Extracted records =
++++++++++
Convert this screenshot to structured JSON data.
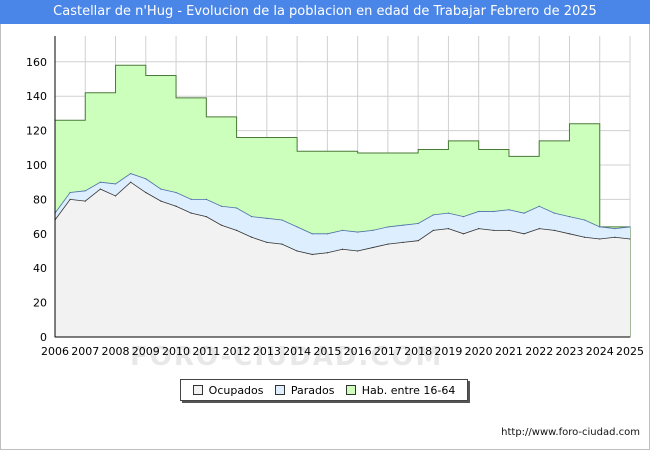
{
  "chart_data": {
    "type": "area",
    "title": "Castellar de n'Hug - Evolucion de la poblacion en edad de Trabajar Febrero de 2025",
    "x_ticks": [
      "2006",
      "2007",
      "2008",
      "2009",
      "2010",
      "2011",
      "2012",
      "2013",
      "2014",
      "2015",
      "2016",
      "2017",
      "2018",
      "2019",
      "2020",
      "2021",
      "2022",
      "2023",
      "2024",
      "2025"
    ],
    "y_ticks": [
      0,
      20,
      40,
      60,
      80,
      100,
      120,
      140,
      160
    ],
    "xlim": [
      2006,
      2025
    ],
    "ylim": [
      0,
      175
    ],
    "grid": true,
    "legend_position": "bottom",
    "series": [
      {
        "name": "Ocupados",
        "color": "#f2f2f2",
        "stroke": "#333333",
        "x": [
          2006.0,
          2006.5,
          2007.0,
          2007.5,
          2008.0,
          2008.5,
          2009.0,
          2009.5,
          2010.0,
          2010.5,
          2011.0,
          2011.5,
          2012.0,
          2012.5,
          2013.0,
          2013.5,
          2014.0,
          2014.5,
          2015.0,
          2015.5,
          2016.0,
          2016.5,
          2017.0,
          2017.5,
          2018.0,
          2018.5,
          2019.0,
          2019.5,
          2020.0,
          2020.5,
          2021.0,
          2021.5,
          2022.0,
          2022.5,
          2023.0,
          2023.5,
          2024.0,
          2024.5,
          2025.0
        ],
        "values": [
          68,
          80,
          79,
          86,
          82,
          90,
          84,
          79,
          76,
          72,
          70,
          65,
          62,
          58,
          55,
          54,
          50,
          48,
          49,
          51,
          50,
          52,
          54,
          55,
          56,
          62,
          63,
          60,
          63,
          62,
          62,
          60,
          63,
          62,
          60,
          58,
          57,
          58,
          57
        ]
      },
      {
        "name": "Parados",
        "color": "#ddeeff",
        "stroke": "#4a6fa5",
        "x": [
          2006.0,
          2006.5,
          2007.0,
          2007.5,
          2008.0,
          2008.5,
          2009.0,
          2009.5,
          2010.0,
          2010.5,
          2011.0,
          2011.5,
          2012.0,
          2012.5,
          2013.0,
          2013.5,
          2014.0,
          2014.5,
          2015.0,
          2015.5,
          2016.0,
          2016.5,
          2017.0,
          2017.5,
          2018.0,
          2018.5,
          2019.0,
          2019.5,
          2020.0,
          2020.5,
          2021.0,
          2021.5,
          2022.0,
          2022.5,
          2023.0,
          2023.5,
          2024.0,
          2024.5,
          2025.0
        ],
        "values": [
          72,
          84,
          85,
          90,
          89,
          95,
          92,
          86,
          84,
          80,
          80,
          76,
          75,
          70,
          69,
          68,
          64,
          60,
          60,
          62,
          61,
          62,
          64,
          65,
          66,
          71,
          72,
          70,
          73,
          73,
          74,
          72,
          76,
          72,
          70,
          68,
          64,
          63,
          64
        ]
      },
      {
        "name": "Hab. entre 16-64",
        "color": "#ccffbb",
        "stroke": "#4a7a3a",
        "steps": [
          [
            2006,
            126
          ],
          [
            2007,
            142
          ],
          [
            2008,
            158
          ],
          [
            2009,
            152
          ],
          [
            2010,
            139
          ],
          [
            2011,
            128
          ],
          [
            2012,
            116
          ],
          [
            2013,
            116
          ],
          [
            2014,
            108
          ],
          [
            2015,
            108
          ],
          [
            2016,
            107
          ],
          [
            2017,
            107
          ],
          [
            2018,
            109
          ],
          [
            2019,
            114
          ],
          [
            2020,
            109
          ],
          [
            2021,
            105
          ],
          [
            2022,
            114
          ],
          [
            2023,
            124
          ],
          [
            2024,
            64
          ]
        ]
      }
    ]
  },
  "legend": {
    "items": [
      "Ocupados",
      "Parados",
      "Hab. entre 16-64"
    ]
  },
  "source": "http://www.foro-ciudad.com",
  "watermark": "FORO-CIUDAD.COM"
}
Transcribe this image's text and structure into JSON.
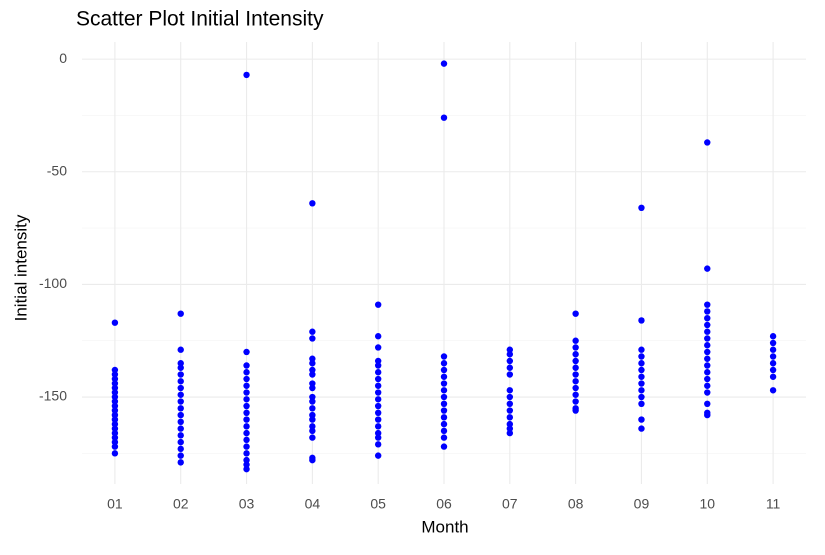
{
  "chart_data": {
    "type": "scatter",
    "title": "Scatter Plot Initial Intensity",
    "x_label": "Month",
    "y_label": "Initial intensity",
    "categories": [
      "01",
      "02",
      "03",
      "04",
      "05",
      "06",
      "07",
      "08",
      "09",
      "10",
      "11"
    ],
    "values": [
      [
        -117,
        -138,
        -140,
        -142,
        -144,
        -146,
        -148,
        -150,
        -152,
        -154,
        -156,
        -158,
        -160,
        -162,
        -164,
        -166,
        -168,
        -170,
        -172,
        -175
      ],
      [
        -113,
        -129,
        -135,
        -137,
        -140,
        -143,
        -146,
        -149,
        -152,
        -155,
        -158,
        -161,
        -164,
        -167,
        -170,
        -173,
        -176,
        -179
      ],
      [
        -7,
        -130,
        -136,
        -139,
        -142,
        -145,
        -148,
        -151,
        -154,
        -157,
        -160,
        -163,
        -166,
        -169,
        -172,
        -175,
        -178,
        -180,
        -182
      ],
      [
        -64,
        -121,
        -124,
        -133,
        -135,
        -138,
        -140,
        -144,
        -146,
        -150,
        -152,
        -155,
        -158,
        -160,
        -163,
        -165,
        -168,
        -177,
        -178
      ],
      [
        -109,
        -123,
        -128,
        -134,
        -136,
        -139,
        -142,
        -145,
        -148,
        -151,
        -154,
        -157,
        -160,
        -163,
        -166,
        -168,
        -171,
        -176
      ],
      [
        -2,
        -26,
        -132,
        -135,
        -138,
        -141,
        -144,
        -147,
        -150,
        -153,
        -156,
        -159,
        -162,
        -165,
        -168,
        -172
      ],
      [
        -129,
        -131,
        -134,
        -137,
        -140,
        -147,
        -150,
        -153,
        -156,
        -159,
        -162,
        -164,
        -166
      ],
      [
        -113,
        -125,
        -128,
        -131,
        -134,
        -137,
        -140,
        -143,
        -146,
        -149,
        -152,
        -155,
        -156
      ],
      [
        -66,
        -116,
        -129,
        -132,
        -135,
        -138,
        -141,
        -144,
        -147,
        -150,
        -153,
        -160,
        -164
      ],
      [
        -37,
        -93,
        -109,
        -112,
        -115,
        -118,
        -121,
        -124,
        -127,
        -130,
        -133,
        -136,
        -139,
        -142,
        -145,
        -148,
        -153,
        -157,
        -158
      ],
      [
        -123,
        -126,
        -129,
        -132,
        -135,
        -138,
        -141,
        -147
      ]
    ],
    "color": "#0000ff",
    "ylim": [
      -188.6,
      7.6
    ],
    "yticks": [
      0,
      -50,
      -100,
      -150
    ],
    "minor_yticks": [
      -25,
      -75,
      -125,
      -175
    ],
    "grid": true
  }
}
++++++++++
What the task requires = Copy the entries above faithfully and omit every image.

Answer =
Convert this screenshot to structured JSON data.
{
  "chart_data": {
    "type": "area",
    "title": "Castellar de n'Hug - Evolucion de la poblacion en edad de Trabajar Febrero de 2025",
    "x_ticks": [
      "2006",
      "2007",
      "2008",
      "2009",
      "2010",
      "2011",
      "2012",
      "2013",
      "2014",
      "2015",
      "2016",
      "2017",
      "2018",
      "2019",
      "2020",
      "2021",
      "2022",
      "2023",
      "2024",
      "2025"
    ],
    "y_ticks": [
      0,
      20,
      40,
      60,
      80,
      100,
      120,
      140,
      160
    ],
    "xlim": [
      2006,
      2025
    ],
    "ylim": [
      0,
      175
    ],
    "grid": true,
    "legend_position": "bottom",
    "series": [
      {
        "name": "Ocupados",
        "color": "#f2f2f2",
        "stroke": "#333333",
        "x": [
          2006.0,
          2006.5,
          2007.0,
          2007.5,
          2008.0,
          2008.5,
          2009.0,
          2009.5,
          2010.0,
          2010.5,
          2011.0,
          2011.5,
          2012.0,
          2012.5,
          2013.0,
          2013.5,
          2014.0,
          2014.5,
          2015.0,
          2015.5,
          2016.0,
          2016.5,
          2017.0,
          2017.5,
          2018.0,
          2018.5,
          2019.0,
          2019.5,
          2020.0,
          2020.5,
          2021.0,
          2021.5,
          2022.0,
          2022.5,
          2023.0,
          2023.5,
          2024.0,
          2024.5,
          2025.0
        ],
        "values": [
          68,
          80,
          79,
          86,
          82,
          90,
          84,
          79,
          76,
          72,
          70,
          65,
          62,
          58,
          55,
          54,
          50,
          48,
          49,
          51,
          50,
          52,
          54,
          55,
          56,
          62,
          63,
          60,
          63,
          62,
          62,
          60,
          63,
          62,
          60,
          58,
          57,
          58,
          57
        ]
      },
      {
        "name": "Parados",
        "color": "#ddeeff",
        "stroke": "#4a6fa5",
        "x": [
          2006.0,
          2006.5,
          2007.0,
          2007.5,
          2008.0,
          2008.5,
          2009.0,
          2009.5,
          2010.0,
          2010.5,
          2011.0,
          2011.5,
          2012.0,
          2012.5,
          2013.0,
          2013.5,
          2014.0,
          2014.5,
          2015.0,
          2015.5,
          2016.0,
          2016.5,
          2017.0,
          2017.5,
          2018.0,
          2018.5,
          2019.0,
          2019.5,
          2020.0,
          2020.5,
          2021.0,
          2021.5,
          2022.0,
          2022.5,
          2023.0,
          2023.5,
          2024.0,
          2024.5,
          2025.0
        ],
        "values": [
          72,
          84,
          85,
          90,
          89,
          95,
          92,
          86,
          84,
          80,
          80,
          76,
          75,
          70,
          69,
          68,
          64,
          60,
          60,
          62,
          61,
          62,
          64,
          65,
          66,
          71,
          72,
          70,
          73,
          73,
          74,
          72,
          76,
          72,
          70,
          68,
          64,
          63,
          64
        ]
      },
      {
        "name": "Hab. entre 16-64",
        "color": "#ccffbb",
        "stroke": "#4a7a3a",
        "steps": [
          [
            2006,
            126
          ],
          [
            2007,
            142
          ],
          [
            2008,
            158
          ],
          [
            2009,
            152
          ],
          [
            2010,
            139
          ],
          [
            2011,
            128
          ],
          [
            2012,
            116
          ],
          [
            2013,
            116
          ],
          [
            2014,
            108
          ],
          [
            2015,
            108
          ],
          [
            2016,
            107
          ],
          [
            2017,
            107
          ],
          [
            2018,
            109
          ],
          [
            2019,
            114
          ],
          [
            2020,
            109
          ],
          [
            2021,
            105
          ],
          [
            2022,
            114
          ],
          [
            2023,
            124
          ],
          [
            2024,
            64
          ]
        ]
      }
    ]
  },
  "legend": {
    "items": [
      "Ocupados",
      "Parados",
      "Hab. entre 16-64"
    ]
  },
  "source": "http://www.foro-ciudad.com",
  "watermark": "FORO-CIUDAD.COM"
}
Transcribe this image's text and structure into JSON.
{
  "chart_data": {
    "type": "scatter",
    "title": "Scatter Plot Initial Intensity",
    "x_label": "Month",
    "y_label": "Initial intensity",
    "categories": [
      "01",
      "02",
      "03",
      "04",
      "05",
      "06",
      "07",
      "08",
      "09",
      "10",
      "11"
    ],
    "values": [
      [
        -117,
        -138,
        -140,
        -142,
        -144,
        -146,
        -148,
        -150,
        -152,
        -154,
        -156,
        -158,
        -160,
        -162,
        -164,
        -166,
        -168,
        -170,
        -172,
        -175
      ],
      [
        -113,
        -129,
        -135,
        -137,
        -140,
        -143,
        -146,
        -149,
        -152,
        -155,
        -158,
        -161,
        -164,
        -167,
        -170,
        -173,
        -176,
        -179
      ],
      [
        -7,
        -130,
        -136,
        -139,
        -142,
        -145,
        -148,
        -151,
        -154,
        -157,
        -160,
        -163,
        -166,
        -169,
        -172,
        -175,
        -178,
        -180,
        -182
      ],
      [
        -64,
        -121,
        -124,
        -133,
        -135,
        -138,
        -140,
        -144,
        -146,
        -150,
        -152,
        -155,
        -158,
        -160,
        -163,
        -165,
        -168,
        -177,
        -178
      ],
      [
        -109,
        -123,
        -128,
        -134,
        -136,
        -139,
        -142,
        -145,
        -148,
        -151,
        -154,
        -157,
        -160,
        -163,
        -166,
        -168,
        -171,
        -176
      ],
      [
        -2,
        -26,
        -132,
        -135,
        -138,
        -141,
        -144,
        -147,
        -150,
        -153,
        -156,
        -159,
        -162,
        -165,
        -168,
        -172
      ],
      [
        -129,
        -131,
        -134,
        -137,
        -140,
        -147,
        -150,
        -153,
        -156,
        -159,
        -162,
        -164,
        -166
      ],
      [
        -113,
        -125,
        -128,
        -131,
        -134,
        -137,
        -140,
        -143,
        -146,
        -149,
        -152,
        -155,
        -156
      ],
      [
        -66,
        -116,
        -129,
        -132,
        -135,
        -138,
        -141,
        -144,
        -147,
        -150,
        -153,
        -160,
        -164
      ],
      [
        -37,
        -93,
        -109,
        -112,
        -115,
        -118,
        -121,
        -124,
        -127,
        -130,
        -133,
        -136,
        -139,
        -142,
        -145,
        -148,
        -153,
        -157,
        -158
      ],
      [
        -123,
        -126,
        -129,
        -132,
        -135,
        -138,
        -141,
        -147
      ]
    ],
    "color": "#0000ff",
    "ylim": [
      -188.6,
      7.6
    ],
    "yticks": [
      0,
      -50,
      -100,
      -150
    ],
    "minor_yticks": [
      -25,
      -75,
      -125,
      -175
    ],
    "grid": true
  }
}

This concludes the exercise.